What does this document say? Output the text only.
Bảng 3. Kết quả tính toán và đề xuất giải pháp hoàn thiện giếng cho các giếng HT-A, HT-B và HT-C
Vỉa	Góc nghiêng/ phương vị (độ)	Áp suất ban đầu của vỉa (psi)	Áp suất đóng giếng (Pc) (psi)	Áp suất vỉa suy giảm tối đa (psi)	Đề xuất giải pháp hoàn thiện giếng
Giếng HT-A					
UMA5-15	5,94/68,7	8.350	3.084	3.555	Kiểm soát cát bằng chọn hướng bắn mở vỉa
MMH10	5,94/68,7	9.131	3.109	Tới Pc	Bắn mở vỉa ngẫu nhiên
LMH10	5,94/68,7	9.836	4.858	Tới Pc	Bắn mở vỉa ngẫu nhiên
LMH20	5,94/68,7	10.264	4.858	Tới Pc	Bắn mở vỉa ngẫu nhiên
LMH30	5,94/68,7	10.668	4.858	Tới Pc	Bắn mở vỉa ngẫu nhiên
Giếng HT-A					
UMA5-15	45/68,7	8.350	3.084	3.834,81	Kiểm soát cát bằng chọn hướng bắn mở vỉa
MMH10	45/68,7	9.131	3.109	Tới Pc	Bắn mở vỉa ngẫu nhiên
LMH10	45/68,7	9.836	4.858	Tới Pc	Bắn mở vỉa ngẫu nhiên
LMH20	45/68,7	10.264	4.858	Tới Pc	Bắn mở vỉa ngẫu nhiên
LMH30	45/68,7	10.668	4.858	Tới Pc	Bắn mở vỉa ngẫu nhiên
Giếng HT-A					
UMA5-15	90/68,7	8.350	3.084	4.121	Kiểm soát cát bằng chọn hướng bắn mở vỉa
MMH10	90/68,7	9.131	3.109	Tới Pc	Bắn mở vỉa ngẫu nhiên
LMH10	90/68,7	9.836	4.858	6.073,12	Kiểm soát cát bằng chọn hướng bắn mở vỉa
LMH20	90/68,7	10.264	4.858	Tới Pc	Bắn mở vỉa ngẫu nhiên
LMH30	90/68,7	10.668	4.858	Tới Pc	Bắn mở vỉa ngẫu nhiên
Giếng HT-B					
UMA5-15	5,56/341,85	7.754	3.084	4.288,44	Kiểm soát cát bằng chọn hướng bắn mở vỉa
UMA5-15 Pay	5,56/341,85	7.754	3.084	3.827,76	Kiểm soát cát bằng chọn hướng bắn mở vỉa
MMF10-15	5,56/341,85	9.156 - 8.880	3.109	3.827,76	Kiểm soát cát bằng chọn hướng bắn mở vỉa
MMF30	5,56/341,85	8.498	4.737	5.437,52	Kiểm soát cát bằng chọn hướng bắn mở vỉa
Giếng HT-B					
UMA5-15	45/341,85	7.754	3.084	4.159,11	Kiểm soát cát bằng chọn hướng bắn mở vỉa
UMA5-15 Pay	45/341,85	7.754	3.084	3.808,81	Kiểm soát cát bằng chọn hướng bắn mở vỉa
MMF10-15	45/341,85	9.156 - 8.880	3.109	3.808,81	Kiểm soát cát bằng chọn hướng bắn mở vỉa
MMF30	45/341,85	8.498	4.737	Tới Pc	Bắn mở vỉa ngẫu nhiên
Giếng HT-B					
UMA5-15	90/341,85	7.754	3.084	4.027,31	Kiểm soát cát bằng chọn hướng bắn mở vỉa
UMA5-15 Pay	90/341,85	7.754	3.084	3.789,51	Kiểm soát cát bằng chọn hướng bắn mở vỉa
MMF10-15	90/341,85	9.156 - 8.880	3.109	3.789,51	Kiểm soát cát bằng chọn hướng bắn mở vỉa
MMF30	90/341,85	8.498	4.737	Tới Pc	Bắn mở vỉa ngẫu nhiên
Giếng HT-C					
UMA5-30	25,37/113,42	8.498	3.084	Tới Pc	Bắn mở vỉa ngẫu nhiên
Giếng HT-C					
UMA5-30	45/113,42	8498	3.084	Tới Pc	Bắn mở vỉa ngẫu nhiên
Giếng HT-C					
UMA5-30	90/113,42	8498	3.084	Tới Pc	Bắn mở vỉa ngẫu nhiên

........

- [Goal of the exercise]: Report how many lines of the listing hold the string "xuất", giving only the number.

- [Response to this exercise]: 2